GIVEN INSTRUCTION: Wherever "title" appears in a line, copy that line.
════════════════════
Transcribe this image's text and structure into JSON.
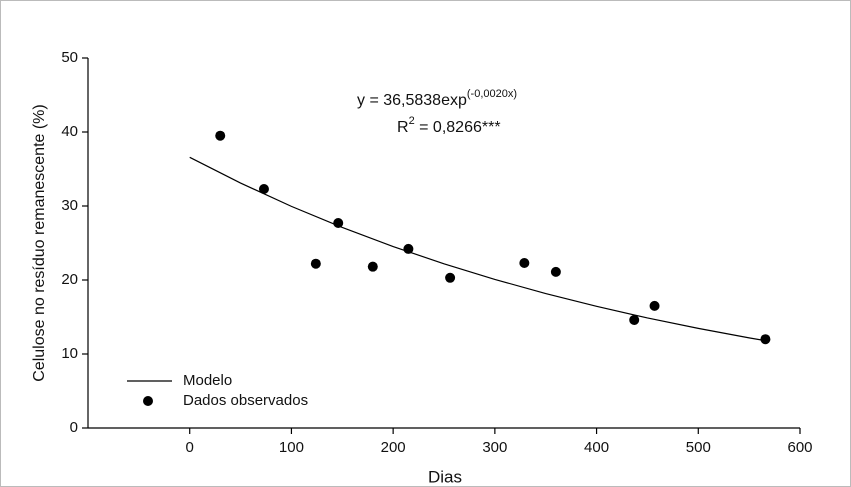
{
  "chart_data": {
    "type": "scatter",
    "x_label": "Dias",
    "y_label": "Celulose no resíduo remanescente (%)",
    "annotation": {
      "equation": "y = 36,5838exp",
      "exponent": "(-0,0020x)",
      "r_label": "R",
      "r_power": "2",
      "r_value": " = 0,8266***"
    },
    "xlim": [
      -100,
      600
    ],
    "xticks": [
      0,
      100,
      200,
      300,
      400,
      500,
      600
    ],
    "ylim": [
      0,
      50
    ],
    "yticks": [
      0,
      10,
      20,
      30,
      40,
      50
    ],
    "grid": false,
    "legend": "lower left",
    "series": [
      {
        "name": "Modelo",
        "type": "line",
        "color": "#000000",
        "x": [
          0,
          50,
          100,
          150,
          200,
          250,
          300,
          350,
          400,
          450,
          500,
          550,
          565
        ],
        "values": [
          36.58,
          33.1,
          29.95,
          27.1,
          24.52,
          22.19,
          20.08,
          18.17,
          16.44,
          14.87,
          13.46,
          12.18,
          11.82
        ]
      },
      {
        "name": "Dados observados",
        "type": "scatter",
        "color": "#000000",
        "x": [
          30,
          73,
          124,
          146,
          180,
          215,
          256,
          329,
          360,
          437,
          457,
          566
        ],
        "values": [
          39.5,
          32.3,
          22.2,
          27.7,
          21.8,
          24.2,
          20.3,
          22.3,
          21.1,
          14.6,
          16.5,
          12.0
        ]
      }
    ]
  }
}
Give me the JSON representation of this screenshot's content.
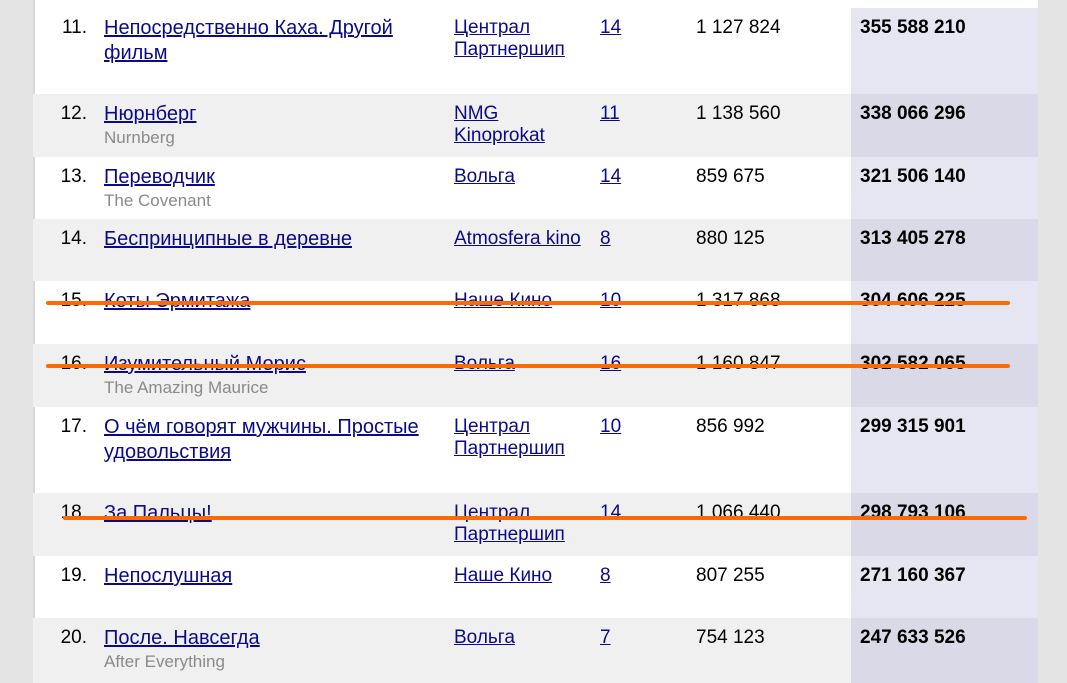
{
  "rows": [
    {
      "rank": "11.",
      "title": "Непосредственно Каха. Другой фильм",
      "original": "",
      "distributor": "Централ Партнершип",
      "screens": "14",
      "admissions": "1 127 824",
      "gross": "355 588 210"
    },
    {
      "rank": "12.",
      "title": "Нюрнберг",
      "original": "Nurnberg",
      "distributor": "NMG Kinoprokat",
      "screens": "11",
      "admissions": "1 138 560",
      "gross": "338 066 296"
    },
    {
      "rank": "13.",
      "title": "Переводчик",
      "original": "The Covenant",
      "distributor": "Вольга",
      "screens": "14",
      "admissions": "859 675",
      "gross": "321 506 140"
    },
    {
      "rank": "14.",
      "title": "Беспринципные в деревне",
      "original": "",
      "distributor": "Atmosfera kino",
      "screens": "8",
      "admissions": "880 125",
      "gross": "313 405 278"
    },
    {
      "rank": "15.",
      "title": "Коты Эрмитажа",
      "original": "",
      "distributor": "Наше Кино",
      "screens": "10",
      "admissions": "1 317 868",
      "gross": "304 606 225"
    },
    {
      "rank": "16.",
      "title": "Изумительный Морис",
      "original": "The Amazing Maurice",
      "distributor": "Вольга",
      "screens": "16",
      "admissions": "1 160 847",
      "gross": "302 582 065"
    },
    {
      "rank": "17.",
      "title": "О чём говорят мужчины. Простые удовольствия",
      "original": "",
      "distributor": "Централ Партнершип",
      "screens": "10",
      "admissions": "856 992",
      "gross": "299 315 901"
    },
    {
      "rank": "18.",
      "title": "За Пальцы!",
      "original": "",
      "distributor": "Централ Партнершип",
      "screens": "14",
      "admissions": "1 066 440",
      "gross": "298 793 106"
    },
    {
      "rank": "19.",
      "title": "Непослушная",
      "original": "",
      "distributor": "Наше Кино",
      "screens": "8",
      "admissions": "807 255",
      "gross": "271 160 367"
    },
    {
      "rank": "20.",
      "title": "После. Навсегда",
      "original": "After Everything",
      "distributor": "Вольга",
      "screens": "7",
      "admissions": "754 123",
      "gross": "247 633 526"
    }
  ],
  "strikethrough": {
    "color": "#ff6a00",
    "struck_ranks": [
      "15.",
      "16.",
      "18."
    ]
  }
}
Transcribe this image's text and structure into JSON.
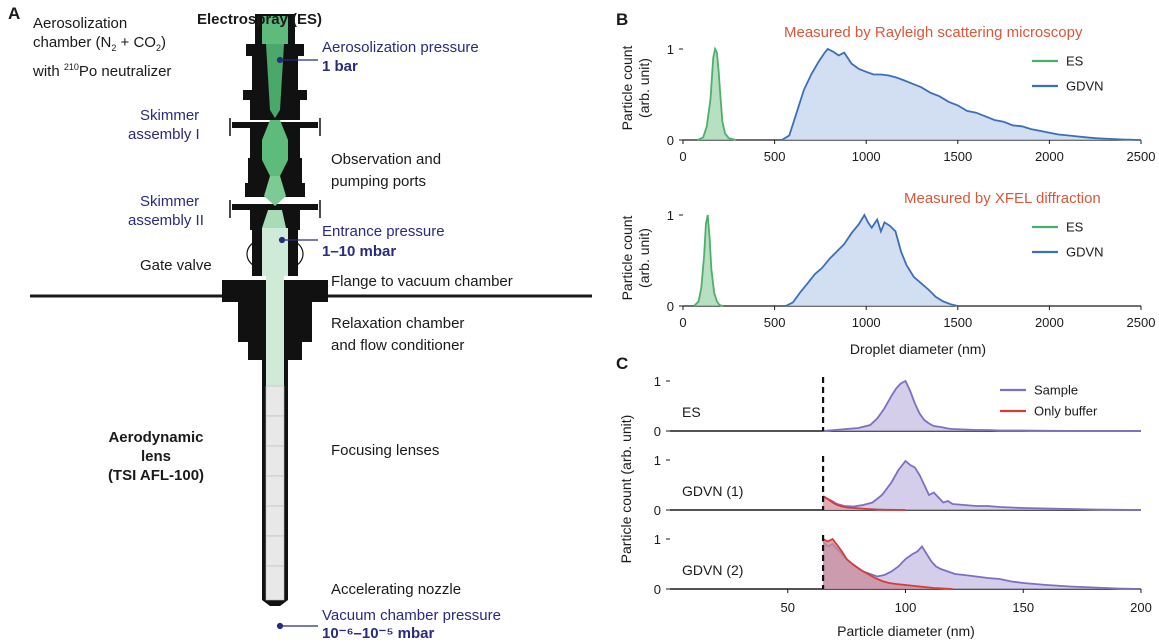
════════════════════
ANSWER FOR THIS EXERCISE:
      "title": "Непосредственно Каха. Другой фильм",
      "title": "Нюрнберг",
      "title": "Переводчик",
      "title": "Беспринципные в деревне",
      "title": "Коты Эрмитажа",
      "title": "Изумительный Морис",
      "title": "О чём говорят мужчины. Простые удовольствия",
      "title": "За Пальцы!",
      "title": "Непослушная",
      "title": "После. Навсегда",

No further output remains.